#### WORK INSTRUCTIONS:
Copy each line that contains the string "Company".

#### SOURCE MATERIAL:
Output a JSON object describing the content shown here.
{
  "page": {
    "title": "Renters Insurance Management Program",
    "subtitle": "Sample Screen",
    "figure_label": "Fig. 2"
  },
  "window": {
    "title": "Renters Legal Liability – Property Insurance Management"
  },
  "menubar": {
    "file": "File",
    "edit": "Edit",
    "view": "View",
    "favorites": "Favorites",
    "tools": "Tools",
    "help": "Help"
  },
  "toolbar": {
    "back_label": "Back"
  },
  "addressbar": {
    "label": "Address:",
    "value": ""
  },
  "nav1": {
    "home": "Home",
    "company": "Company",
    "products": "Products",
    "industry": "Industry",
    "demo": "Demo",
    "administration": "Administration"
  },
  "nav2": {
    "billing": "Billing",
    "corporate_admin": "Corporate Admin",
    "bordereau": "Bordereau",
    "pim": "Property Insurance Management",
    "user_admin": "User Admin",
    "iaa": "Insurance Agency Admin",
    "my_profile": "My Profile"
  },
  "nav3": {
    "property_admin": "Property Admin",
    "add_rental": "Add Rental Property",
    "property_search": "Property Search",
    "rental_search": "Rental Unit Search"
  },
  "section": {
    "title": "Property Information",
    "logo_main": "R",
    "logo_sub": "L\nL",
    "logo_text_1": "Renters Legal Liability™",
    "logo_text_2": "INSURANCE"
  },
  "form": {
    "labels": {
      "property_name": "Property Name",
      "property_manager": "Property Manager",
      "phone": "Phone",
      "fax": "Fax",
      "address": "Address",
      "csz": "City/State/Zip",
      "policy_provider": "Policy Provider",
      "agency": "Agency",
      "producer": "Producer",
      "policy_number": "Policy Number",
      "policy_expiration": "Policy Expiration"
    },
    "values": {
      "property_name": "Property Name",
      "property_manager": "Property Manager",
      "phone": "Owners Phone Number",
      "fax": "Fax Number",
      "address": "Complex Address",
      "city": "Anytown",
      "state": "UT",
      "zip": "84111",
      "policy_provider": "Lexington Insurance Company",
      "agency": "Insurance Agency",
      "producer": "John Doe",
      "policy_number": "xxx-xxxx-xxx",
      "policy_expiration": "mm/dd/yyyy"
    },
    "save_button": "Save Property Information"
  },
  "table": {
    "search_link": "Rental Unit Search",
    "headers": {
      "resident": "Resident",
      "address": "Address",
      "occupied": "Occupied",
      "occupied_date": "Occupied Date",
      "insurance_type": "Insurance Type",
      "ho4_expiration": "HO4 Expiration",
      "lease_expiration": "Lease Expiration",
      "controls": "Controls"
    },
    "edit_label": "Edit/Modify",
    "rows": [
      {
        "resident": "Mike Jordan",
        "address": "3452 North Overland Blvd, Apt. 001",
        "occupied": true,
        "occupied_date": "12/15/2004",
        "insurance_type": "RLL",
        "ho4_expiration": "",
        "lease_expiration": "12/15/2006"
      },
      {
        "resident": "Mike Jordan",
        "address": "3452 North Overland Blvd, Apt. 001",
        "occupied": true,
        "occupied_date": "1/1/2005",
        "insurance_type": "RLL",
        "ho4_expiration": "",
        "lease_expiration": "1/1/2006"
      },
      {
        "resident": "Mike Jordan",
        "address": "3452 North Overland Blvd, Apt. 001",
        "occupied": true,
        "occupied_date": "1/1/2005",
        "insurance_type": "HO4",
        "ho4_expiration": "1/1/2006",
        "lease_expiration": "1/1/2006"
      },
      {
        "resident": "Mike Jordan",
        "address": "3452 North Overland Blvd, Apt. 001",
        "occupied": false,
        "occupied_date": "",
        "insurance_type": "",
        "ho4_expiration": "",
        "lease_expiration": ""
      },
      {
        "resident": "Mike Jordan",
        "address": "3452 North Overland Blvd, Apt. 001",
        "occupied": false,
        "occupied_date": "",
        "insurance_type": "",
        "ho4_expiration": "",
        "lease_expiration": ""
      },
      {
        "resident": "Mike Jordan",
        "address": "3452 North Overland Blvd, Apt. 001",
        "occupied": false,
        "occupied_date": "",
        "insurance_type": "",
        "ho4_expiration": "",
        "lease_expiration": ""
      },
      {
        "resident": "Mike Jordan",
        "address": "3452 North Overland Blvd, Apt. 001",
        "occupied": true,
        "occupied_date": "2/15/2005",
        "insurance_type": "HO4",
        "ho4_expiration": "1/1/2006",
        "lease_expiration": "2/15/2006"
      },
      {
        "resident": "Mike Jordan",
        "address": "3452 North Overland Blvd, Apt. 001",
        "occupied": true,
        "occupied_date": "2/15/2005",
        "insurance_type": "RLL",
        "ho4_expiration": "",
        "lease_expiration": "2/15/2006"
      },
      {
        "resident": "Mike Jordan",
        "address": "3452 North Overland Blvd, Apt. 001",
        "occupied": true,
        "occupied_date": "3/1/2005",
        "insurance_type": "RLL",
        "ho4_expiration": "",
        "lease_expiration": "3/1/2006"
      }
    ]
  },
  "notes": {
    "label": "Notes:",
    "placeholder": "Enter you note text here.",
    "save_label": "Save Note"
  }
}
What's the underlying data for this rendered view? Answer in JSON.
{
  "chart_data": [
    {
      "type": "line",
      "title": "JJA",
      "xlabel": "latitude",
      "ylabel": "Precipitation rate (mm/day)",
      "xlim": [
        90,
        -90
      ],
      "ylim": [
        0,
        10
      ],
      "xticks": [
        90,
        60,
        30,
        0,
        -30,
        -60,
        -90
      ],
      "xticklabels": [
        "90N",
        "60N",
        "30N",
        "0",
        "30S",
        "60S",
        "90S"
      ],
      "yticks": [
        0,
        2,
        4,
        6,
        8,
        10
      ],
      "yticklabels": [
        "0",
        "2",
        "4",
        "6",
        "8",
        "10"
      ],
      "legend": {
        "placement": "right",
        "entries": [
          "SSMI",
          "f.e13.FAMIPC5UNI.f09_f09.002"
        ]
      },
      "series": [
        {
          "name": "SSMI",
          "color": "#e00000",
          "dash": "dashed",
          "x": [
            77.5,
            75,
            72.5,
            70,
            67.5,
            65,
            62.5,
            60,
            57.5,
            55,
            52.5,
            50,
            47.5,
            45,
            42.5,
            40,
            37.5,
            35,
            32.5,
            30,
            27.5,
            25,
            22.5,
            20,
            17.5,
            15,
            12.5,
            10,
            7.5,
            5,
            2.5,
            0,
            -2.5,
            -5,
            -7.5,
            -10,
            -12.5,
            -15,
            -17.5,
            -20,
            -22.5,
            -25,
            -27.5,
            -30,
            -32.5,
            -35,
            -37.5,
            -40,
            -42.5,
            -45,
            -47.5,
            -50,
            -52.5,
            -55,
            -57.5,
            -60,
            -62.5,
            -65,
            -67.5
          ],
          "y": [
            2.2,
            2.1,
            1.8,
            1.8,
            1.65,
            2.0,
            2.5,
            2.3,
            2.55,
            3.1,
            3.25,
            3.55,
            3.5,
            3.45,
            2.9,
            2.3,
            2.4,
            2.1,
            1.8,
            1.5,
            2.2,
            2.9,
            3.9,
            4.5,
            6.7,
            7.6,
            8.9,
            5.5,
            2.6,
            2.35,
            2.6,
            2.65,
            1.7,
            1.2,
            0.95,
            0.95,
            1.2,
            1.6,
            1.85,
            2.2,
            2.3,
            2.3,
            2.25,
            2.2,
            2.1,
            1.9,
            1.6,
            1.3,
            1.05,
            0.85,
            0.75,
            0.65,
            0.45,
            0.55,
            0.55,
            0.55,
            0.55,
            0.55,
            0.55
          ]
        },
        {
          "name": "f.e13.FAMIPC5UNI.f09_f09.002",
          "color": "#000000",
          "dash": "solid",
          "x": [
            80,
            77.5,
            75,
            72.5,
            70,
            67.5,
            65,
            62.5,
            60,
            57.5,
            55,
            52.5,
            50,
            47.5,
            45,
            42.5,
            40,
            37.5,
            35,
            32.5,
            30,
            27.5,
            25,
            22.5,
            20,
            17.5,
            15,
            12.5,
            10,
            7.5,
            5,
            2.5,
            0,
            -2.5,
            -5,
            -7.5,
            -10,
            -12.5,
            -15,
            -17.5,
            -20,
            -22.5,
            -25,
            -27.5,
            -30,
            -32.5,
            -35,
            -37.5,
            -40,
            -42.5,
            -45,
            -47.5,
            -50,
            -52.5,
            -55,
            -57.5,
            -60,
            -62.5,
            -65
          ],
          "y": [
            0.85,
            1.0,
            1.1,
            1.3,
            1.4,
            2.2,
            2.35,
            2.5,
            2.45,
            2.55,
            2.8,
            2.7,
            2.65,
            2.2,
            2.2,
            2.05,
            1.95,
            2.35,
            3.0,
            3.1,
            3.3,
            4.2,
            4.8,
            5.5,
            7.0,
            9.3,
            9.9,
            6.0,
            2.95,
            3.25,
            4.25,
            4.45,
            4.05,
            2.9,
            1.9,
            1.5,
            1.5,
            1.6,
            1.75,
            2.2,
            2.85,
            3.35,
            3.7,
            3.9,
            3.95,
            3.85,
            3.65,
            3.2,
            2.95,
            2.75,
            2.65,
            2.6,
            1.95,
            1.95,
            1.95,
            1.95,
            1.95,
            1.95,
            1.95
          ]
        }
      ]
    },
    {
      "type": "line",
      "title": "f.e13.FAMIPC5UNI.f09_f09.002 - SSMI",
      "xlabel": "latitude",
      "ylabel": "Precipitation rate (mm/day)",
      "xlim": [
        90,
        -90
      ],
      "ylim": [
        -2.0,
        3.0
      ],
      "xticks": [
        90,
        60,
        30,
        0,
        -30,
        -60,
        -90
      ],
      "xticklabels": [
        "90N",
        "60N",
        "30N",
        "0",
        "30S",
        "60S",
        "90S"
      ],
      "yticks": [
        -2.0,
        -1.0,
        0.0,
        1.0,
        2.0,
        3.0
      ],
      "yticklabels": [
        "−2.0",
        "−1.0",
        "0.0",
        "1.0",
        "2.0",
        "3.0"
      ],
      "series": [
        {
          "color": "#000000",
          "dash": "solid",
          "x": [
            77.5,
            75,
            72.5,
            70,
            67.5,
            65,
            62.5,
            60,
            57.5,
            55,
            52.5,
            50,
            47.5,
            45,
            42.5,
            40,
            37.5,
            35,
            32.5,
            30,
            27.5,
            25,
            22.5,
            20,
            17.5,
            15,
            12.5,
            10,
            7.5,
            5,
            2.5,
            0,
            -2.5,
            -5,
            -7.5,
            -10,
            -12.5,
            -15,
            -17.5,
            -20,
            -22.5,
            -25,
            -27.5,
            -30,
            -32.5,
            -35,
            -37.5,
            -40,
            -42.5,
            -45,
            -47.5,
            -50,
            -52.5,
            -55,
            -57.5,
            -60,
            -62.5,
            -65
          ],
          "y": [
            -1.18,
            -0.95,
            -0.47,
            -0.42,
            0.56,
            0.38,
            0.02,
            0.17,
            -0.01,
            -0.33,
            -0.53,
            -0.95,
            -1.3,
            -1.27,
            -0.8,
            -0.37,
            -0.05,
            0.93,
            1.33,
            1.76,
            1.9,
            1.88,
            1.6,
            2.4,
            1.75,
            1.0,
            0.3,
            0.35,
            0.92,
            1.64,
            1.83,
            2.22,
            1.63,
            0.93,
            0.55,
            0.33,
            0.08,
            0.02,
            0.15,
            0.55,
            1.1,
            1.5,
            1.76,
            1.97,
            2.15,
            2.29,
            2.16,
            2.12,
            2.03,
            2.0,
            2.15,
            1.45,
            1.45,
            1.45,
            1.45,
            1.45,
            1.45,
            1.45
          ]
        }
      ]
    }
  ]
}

#### FINISHED EXERCISE:
    "company": "Company",
      "policy_provider": "Lexington Insurance Company",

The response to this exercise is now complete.